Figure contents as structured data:
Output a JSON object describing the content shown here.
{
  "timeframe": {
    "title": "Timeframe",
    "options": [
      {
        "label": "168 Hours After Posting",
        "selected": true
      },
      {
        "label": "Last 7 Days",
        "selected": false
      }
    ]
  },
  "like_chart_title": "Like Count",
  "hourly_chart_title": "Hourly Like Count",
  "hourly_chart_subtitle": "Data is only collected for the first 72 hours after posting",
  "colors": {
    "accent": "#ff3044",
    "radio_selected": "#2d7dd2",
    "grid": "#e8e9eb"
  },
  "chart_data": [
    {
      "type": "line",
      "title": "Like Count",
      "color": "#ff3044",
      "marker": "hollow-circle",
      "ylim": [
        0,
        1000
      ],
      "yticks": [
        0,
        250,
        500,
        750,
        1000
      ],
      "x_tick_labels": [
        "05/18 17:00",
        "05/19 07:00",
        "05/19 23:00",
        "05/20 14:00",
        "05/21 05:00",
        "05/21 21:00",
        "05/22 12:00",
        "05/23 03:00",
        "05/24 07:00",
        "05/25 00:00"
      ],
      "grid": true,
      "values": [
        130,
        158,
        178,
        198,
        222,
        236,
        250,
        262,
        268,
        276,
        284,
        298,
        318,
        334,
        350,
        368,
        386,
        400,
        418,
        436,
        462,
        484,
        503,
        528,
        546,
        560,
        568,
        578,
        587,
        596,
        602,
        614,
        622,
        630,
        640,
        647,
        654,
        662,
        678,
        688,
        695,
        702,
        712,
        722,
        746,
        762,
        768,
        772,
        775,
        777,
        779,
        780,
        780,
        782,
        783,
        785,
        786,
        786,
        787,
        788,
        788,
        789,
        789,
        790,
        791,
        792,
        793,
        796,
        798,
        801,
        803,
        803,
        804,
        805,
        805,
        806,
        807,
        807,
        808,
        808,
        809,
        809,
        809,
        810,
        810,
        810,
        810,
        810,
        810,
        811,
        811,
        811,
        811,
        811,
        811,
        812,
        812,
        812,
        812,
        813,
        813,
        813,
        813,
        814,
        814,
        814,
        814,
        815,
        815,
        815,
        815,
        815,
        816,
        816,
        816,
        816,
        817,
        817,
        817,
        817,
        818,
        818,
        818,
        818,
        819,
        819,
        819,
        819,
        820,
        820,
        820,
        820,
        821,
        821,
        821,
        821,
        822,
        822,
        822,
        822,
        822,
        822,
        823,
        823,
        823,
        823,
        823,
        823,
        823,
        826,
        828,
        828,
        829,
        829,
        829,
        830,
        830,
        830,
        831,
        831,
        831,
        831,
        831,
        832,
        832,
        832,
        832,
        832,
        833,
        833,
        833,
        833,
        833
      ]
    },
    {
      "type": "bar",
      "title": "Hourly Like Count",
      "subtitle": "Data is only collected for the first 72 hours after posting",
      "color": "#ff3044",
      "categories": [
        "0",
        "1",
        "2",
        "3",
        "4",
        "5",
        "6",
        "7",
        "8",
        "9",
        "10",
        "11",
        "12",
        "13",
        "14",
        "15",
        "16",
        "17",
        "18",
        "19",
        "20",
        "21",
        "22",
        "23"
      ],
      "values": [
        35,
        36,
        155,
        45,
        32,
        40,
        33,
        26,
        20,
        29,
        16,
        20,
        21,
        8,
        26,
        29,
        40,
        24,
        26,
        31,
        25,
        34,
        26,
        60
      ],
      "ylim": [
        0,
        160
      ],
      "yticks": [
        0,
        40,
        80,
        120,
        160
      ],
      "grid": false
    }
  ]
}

* **Given exercise**: Please repeat the material above, word for word and in full.

* **Solution to the exercise**:
Output a JSON object describing the content shown here.
{
  "timeframe": {
    "title": "Timeframe",
    "options": [
      {
        "label": "168 Hours After Posting",
        "selected": true
      },
      {
        "label": "Last 7 Days",
        "selected": false
      }
    ]
  },
  "like_chart_title": "Like Count",
  "hourly_chart_title": "Hourly Like Count",
  "hourly_chart_subtitle": "Data is only collected for the first 72 hours after posting",
  "colors": {
    "accent": "#ff3044",
    "radio_selected": "#2d7dd2",
    "grid": "#e8e9eb"
  },
  "chart_data": [
    {
      "type": "line",
      "title": "Like Count",
      "color": "#ff3044",
      "marker": "hollow-circle",
      "ylim": [
        0,
        1000
      ],
      "yticks": [
        0,
        250,
        500,
        750,
        1000
      ],
      "x_tick_labels": [
        "05/18 17:00",
        "05/19 07:00",
        "05/19 23:00",
        "05/20 14:00",
        "05/21 05:00",
        "05/21 21:00",
        "05/22 12:00",
        "05/23 03:00",
        "05/24 07:00",
        "05/25 00:00"
      ],
      "grid": true,
      "values": [
        130,
        158,
        178,
        198,
        222,
        236,
        250,
        262,
        268,
        276,
        284,
        298,
        318,
        334,
        350,
        368,
        386,
        400,
        418,
        436,
        462,
        484,
        503,
        528,
        546,
        560,
        568,
        578,
        587,
        596,
        602,
        614,
        622,
        630,
        640,
        647,
        654,
        662,
        678,
        688,
        695,
        702,
        712,
        722,
        746,
        762,
        768,
        772,
        775,
        777,
        779,
        780,
        780,
        782,
        783,
        785,
        786,
        786,
        787,
        788,
        788,
        789,
        789,
        790,
        791,
        792,
        793,
        796,
        798,
        801,
        803,
        803,
        804,
        805,
        805,
        806,
        807,
        807,
        808,
        808,
        809,
        809,
        809,
        810,
        810,
        810,
        810,
        810,
        810,
        811,
        811,
        811,
        811,
        811,
        811,
        812,
        812,
        812,
        812,
        813,
        813,
        813,
        813,
        814,
        814,
        814,
        814,
        815,
        815,
        815,
        815,
        815,
        816,
        816,
        816,
        816,
        817,
        817,
        817,
        817,
        818,
        818,
        818,
        818,
        819,
        819,
        819,
        819,
        820,
        820,
        820,
        820,
        821,
        821,
        821,
        821,
        822,
        822,
        822,
        822,
        822,
        822,
        823,
        823,
        823,
        823,
        823,
        823,
        823,
        826,
        828,
        828,
        829,
        829,
        829,
        830,
        830,
        830,
        831,
        831,
        831,
        831,
        831,
        832,
        832,
        832,
        832,
        832,
        833,
        833,
        833,
        833,
        833
      ]
    },
    {
      "type": "bar",
      "title": "Hourly Like Count",
      "subtitle": "Data is only collected for the first 72 hours after posting",
      "color": "#ff3044",
      "categories": [
        "0",
        "1",
        "2",
        "3",
        "4",
        "5",
        "6",
        "7",
        "8",
        "9",
        "10",
        "11",
        "12",
        "13",
        "14",
        "15",
        "16",
        "17",
        "18",
        "19",
        "20",
        "21",
        "22",
        "23"
      ],
      "values": [
        35,
        36,
        155,
        45,
        32,
        40,
        33,
        26,
        20,
        29,
        16,
        20,
        21,
        8,
        26,
        29,
        40,
        24,
        26,
        31,
        25,
        34,
        26,
        60
      ],
      "ylim": [
        0,
        160
      ],
      "yticks": [
        0,
        40,
        80,
        120,
        160
      ],
      "grid": false
    }
  ]
}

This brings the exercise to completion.